══ Recorded information

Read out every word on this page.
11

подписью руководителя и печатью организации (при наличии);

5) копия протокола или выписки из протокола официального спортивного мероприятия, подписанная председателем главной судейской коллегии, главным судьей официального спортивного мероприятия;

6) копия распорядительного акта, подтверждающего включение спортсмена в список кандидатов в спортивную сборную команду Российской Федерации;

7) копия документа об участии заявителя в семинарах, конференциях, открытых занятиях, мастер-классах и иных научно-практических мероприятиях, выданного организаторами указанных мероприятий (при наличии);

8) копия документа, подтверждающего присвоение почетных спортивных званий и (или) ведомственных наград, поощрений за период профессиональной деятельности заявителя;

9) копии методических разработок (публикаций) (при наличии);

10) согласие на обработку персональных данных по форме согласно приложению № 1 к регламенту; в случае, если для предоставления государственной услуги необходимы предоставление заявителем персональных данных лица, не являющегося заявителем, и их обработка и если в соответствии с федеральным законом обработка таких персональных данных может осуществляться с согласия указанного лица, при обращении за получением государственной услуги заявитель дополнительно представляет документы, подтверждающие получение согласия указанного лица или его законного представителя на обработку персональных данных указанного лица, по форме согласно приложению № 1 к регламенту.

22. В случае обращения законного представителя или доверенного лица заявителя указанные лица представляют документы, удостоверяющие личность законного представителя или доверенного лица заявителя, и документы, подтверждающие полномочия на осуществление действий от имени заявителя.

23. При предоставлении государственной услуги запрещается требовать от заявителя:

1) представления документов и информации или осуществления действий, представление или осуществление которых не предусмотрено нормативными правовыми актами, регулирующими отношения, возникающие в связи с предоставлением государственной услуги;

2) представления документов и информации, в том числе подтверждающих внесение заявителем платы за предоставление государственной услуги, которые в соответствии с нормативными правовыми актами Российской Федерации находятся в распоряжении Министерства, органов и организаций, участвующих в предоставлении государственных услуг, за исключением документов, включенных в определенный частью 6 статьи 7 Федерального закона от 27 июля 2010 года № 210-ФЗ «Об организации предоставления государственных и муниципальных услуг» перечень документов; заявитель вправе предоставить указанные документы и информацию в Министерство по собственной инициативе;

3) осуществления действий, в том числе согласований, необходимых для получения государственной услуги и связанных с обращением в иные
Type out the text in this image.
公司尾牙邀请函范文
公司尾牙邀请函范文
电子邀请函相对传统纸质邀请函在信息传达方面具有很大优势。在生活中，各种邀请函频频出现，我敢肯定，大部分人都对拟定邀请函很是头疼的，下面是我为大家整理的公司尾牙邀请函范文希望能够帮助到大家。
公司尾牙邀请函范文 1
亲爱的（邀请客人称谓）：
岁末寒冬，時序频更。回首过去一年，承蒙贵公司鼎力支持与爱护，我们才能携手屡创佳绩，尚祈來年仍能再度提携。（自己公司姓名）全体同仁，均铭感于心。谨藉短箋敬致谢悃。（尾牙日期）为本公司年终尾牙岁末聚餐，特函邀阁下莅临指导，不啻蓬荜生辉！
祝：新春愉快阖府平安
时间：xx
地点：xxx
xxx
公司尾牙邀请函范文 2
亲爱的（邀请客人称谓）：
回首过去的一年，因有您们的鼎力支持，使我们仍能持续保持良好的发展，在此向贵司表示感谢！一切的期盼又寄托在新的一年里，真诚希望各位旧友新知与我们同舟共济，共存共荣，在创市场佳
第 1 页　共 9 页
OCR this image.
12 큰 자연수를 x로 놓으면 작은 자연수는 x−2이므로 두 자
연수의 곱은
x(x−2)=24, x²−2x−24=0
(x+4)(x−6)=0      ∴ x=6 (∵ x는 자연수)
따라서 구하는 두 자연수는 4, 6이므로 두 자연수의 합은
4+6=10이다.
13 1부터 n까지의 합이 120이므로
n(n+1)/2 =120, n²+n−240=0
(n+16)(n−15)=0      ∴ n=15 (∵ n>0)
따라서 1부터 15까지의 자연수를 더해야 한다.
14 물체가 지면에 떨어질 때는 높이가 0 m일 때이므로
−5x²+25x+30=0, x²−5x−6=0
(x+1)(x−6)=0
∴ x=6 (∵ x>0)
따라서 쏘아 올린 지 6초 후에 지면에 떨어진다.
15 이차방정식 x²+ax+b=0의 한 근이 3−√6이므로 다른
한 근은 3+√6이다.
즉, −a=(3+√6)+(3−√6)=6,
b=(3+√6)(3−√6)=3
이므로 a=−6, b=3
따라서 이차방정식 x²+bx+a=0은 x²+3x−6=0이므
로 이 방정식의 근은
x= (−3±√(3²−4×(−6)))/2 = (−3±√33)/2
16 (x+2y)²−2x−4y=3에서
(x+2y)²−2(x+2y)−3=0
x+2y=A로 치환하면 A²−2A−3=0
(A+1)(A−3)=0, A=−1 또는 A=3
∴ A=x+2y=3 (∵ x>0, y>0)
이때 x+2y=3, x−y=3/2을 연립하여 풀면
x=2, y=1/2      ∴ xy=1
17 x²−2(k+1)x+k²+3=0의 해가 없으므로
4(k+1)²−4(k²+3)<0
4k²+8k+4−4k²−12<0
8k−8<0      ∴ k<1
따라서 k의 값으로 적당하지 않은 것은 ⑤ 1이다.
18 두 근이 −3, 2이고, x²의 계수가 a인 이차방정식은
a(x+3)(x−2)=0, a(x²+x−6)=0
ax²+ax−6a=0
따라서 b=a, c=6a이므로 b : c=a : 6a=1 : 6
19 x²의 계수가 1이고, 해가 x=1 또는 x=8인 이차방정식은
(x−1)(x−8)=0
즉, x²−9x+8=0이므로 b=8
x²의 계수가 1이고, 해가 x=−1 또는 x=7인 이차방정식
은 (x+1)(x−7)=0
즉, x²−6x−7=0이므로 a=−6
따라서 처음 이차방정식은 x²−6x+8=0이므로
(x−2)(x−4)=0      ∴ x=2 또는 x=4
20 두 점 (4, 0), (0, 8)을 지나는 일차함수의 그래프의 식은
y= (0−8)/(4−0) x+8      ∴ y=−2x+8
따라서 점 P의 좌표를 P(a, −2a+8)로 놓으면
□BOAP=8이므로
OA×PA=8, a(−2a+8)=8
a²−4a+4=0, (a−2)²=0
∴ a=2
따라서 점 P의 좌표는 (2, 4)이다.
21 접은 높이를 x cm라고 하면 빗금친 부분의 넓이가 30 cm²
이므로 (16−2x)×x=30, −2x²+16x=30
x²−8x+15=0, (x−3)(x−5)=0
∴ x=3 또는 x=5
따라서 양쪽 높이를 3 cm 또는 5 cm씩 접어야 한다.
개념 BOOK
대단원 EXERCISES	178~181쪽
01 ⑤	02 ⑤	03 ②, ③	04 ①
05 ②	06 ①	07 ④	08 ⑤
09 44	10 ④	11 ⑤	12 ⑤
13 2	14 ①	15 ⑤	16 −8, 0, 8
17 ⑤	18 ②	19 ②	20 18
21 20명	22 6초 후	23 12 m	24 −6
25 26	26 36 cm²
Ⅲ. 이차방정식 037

════

Stated problem: Make an exact copy of all the data.

Final answer:
Read out every word on this page.
11

подписью руководителя и печатью организации (при наличии);

5) копия протокола или выписки из протокола официального спортивного мероприятия, подписанная председателем главной судейской коллегии, главным судьей официального спортивного мероприятия;

6) копия распорядительного акта, подтверждающего включение спортсмена в список кандидатов в спортивную сборную команду Российской Федерации;

7) копия документа об участии заявителя в семинарах, конференциях, открытых занятиях, мастер-классах и иных научно-практических мероприятиях, выданного организаторами указанных мероприятий (при наличии);

8) копия документа, подтверждающего присвоение почетных спортивных званий и (или) ведомственных наград, поощрений за период профессиональной деятельности заявителя;

9) копии методических разработок (публикаций) (при наличии);

10) согласие на обработку персональных данных по форме согласно приложению № 1 к регламенту; в случае, если для предоставления государственной услуги необходимы предоставление заявителем персональных данных лица, не являющегося заявителем, и их обработка и если в соответствии с федеральным законом обработка таких персональных данных может осуществляться с согласия указанного лица, при обращении за получением государственной услуги заявитель дополнительно представляет документы, подтверждающие получение согласия указанного лица или его законного представителя на обработку персональных данных указанного лица, по форме согласно приложению № 1 к регламенту.

22. В случае обращения законного представителя или доверенного лица заявителя указанные лица представляют документы, удостоверяющие личность законного представителя или доверенного лица заявителя, и документы, подтверждающие полномочия на осуществление действий от имени заявителя.

23. При предоставлении государственной услуги запрещается требовать от заявителя:

1) представления документов и информации или осуществления действий, представление или осуществление которых не предусмотрено нормативными правовыми актами, регулирующими отношения, возникающие в связи с предоставлением государственной услуги;

2) представления документов и информации, в том числе подтверждающих внесение заявителем платы за предоставление государственной услуги, которые в соответствии с нормативными правовыми актами Российской Федерации находятся в распоряжении Министерства, органов и организаций, участвующих в предоставлении государственных услуг, за исключением документов, включенных в определенный частью 6 статьи 7 Федерального закона от 27 июля 2010 года № 210-ФЗ «Об организации предоставления государственных и муниципальных услуг» перечень документов; заявитель вправе предоставить указанные документы и информацию в Министерство по собственной инициативе;

3) осуществления действий, в том числе согласований, необходимых для получения государственной услуги и связанных с обращением в иные
Type out the text in this image.
公司尾牙邀请函范文
公司尾牙邀请函范文
电子邀请函相对传统纸质邀请函在信息传达方面具有很大优势。在生活中，各种邀请函频频出现，我敢肯定，大部分人都对拟定邀请函很是头疼的，下面是我为大家整理的公司尾牙邀请函范文希望能够帮助到大家。
公司尾牙邀请函范文 1
亲爱的（邀请客人称谓）：
岁末寒冬，時序频更。回首过去一年，承蒙贵公司鼎力支持与爱护，我们才能携手屡创佳绩，尚祈來年仍能再度提携。（自己公司姓名）全体同仁，均铭感于心。谨藉短箋敬致谢悃。（尾牙日期）为本公司年终尾牙岁末聚餐，特函邀阁下莅临指导，不啻蓬荜生辉！
祝：新春愉快阖府平安
时间：xx
地点：xxx
xxx
公司尾牙邀请函范文 2
亲爱的（邀请客人称谓）：
回首过去的一年，因有您们的鼎力支持，使我们仍能持续保持良好的发展，在此向贵司表示感谢！一切的期盼又寄托在新的一年里，真诚希望各位旧友新知与我们同舟共济，共存共荣，在创市场佳
第 1 页　共 9 页
OCR this image.
12 큰 자연수를 x로 놓으면 작은 자연수는 x−2이므로 두 자
연수의 곱은
x(x−2)=24, x²−2x−24=0
(x+4)(x−6)=0      ∴ x=6 (∵ x는 자연수)
따라서 구하는 두 자연수는 4, 6이므로 두 자연수의 합은
4+6=10이다.
13 1부터 n까지의 합이 120이므로
n(n+1)/2 =120, n²+n−240=0
(n+16)(n−15)=0      ∴ n=15 (∵ n>0)
따라서 1부터 15까지의 자연수를 더해야 한다.
14 물체가 지면에 떨어질 때는 높이가 0 m일 때이므로
−5x²+25x+30=0, x²−5x−6=0
(x+1)(x−6)=0
∴ x=6 (∵ x>0)
따라서 쏘아 올린 지 6초 후에 지면에 떨어진다.
15 이차방정식 x²+ax+b=0의 한 근이 3−√6이므로 다른
한 근은 3+√6이다.
즉, −a=(3+√6)+(3−√6)=6,
b=(3+√6)(3−√6)=3
이므로 a=−6, b=3
따라서 이차방정식 x²+bx+a=0은 x²+3x−6=0이므
로 이 방정식의 근은
x= (−3±√(3²−4×(−6)))/2 = (−3±√33)/2
16 (x+2y)²−2x−4y=3에서
(x+2y)²−2(x+2y)−3=0
x+2y=A로 치환하면 A²−2A−3=0
(A+1)(A−3)=0, A=−1 또는 A=3
∴ A=x+2y=3 (∵ x>0, y>0)
이때 x+2y=3, x−y=3/2을 연립하여 풀면
x=2, y=1/2      ∴ xy=1
17 x²−2(k+1)x+k²+3=0의 해가 없으므로
4(k+1)²−4(k²+3)<0
4k²+8k+4−4k²−12<0
8k−8<0      ∴ k<1
따라서 k의 값으로 적당하지 않은 것은 ⑤ 1이다.
18 두 근이 −3, 2이고, x²의 계수가 a인 이차방정식은
a(x+3)(x−2)=0, a(x²+x−6)=0
ax²+ax−6a=0
따라서 b=a, c=6a이므로 b : c=a : 6a=1 : 6
19 x²의 계수가 1이고, 해가 x=1 또는 x=8인 이차방정식은
(x−1)(x−8)=0
즉, x²−9x+8=0이므로 b=8
x²의 계수가 1이고, 해가 x=−1 또는 x=7인 이차방정식
은 (x+1)(x−7)=0
즉, x²−6x−7=0이므로 a=−6
따라서 처음 이차방정식은 x²−6x+8=0이므로
(x−2)(x−4)=0      ∴ x=2 또는 x=4
20 두 점 (4, 0), (0, 8)을 지나는 일차함수의 그래프의 식은
y= (0−8)/(4−0) x+8      ∴ y=−2x+8
따라서 점 P의 좌표를 P(a, −2a+8)로 놓으면
□BOAP=8이므로
OA×PA=8, a(−2a+8)=8
a²−4a+4=0, (a−2)²=0
∴ a=2
따라서 점 P의 좌표는 (2, 4)이다.
21 접은 높이를 x cm라고 하면 빗금친 부분의 넓이가 30 cm²
이므로 (16−2x)×x=30, −2x²+16x=30
x²−8x+15=0, (x−3)(x−5)=0
∴ x=3 또는 x=5
따라서 양쪽 높이를 3 cm 또는 5 cm씩 접어야 한다.
개념 BOOK
대단원 EXERCISES	178~181쪽
01 ⑤	02 ⑤	03 ②, ③	04 ①
05 ②	06 ①	07 ④	08 ⑤
09 44	10 ④	11 ⑤	12 ⑤
13 2	14 ①	15 ⑤	16 −8, 0, 8
17 ⑤	18 ②	19 ②	20 18
21 20명	22 6초 후	23 12 m	24 −6
25 26	26 36 cm²
Ⅲ. 이차방정식 037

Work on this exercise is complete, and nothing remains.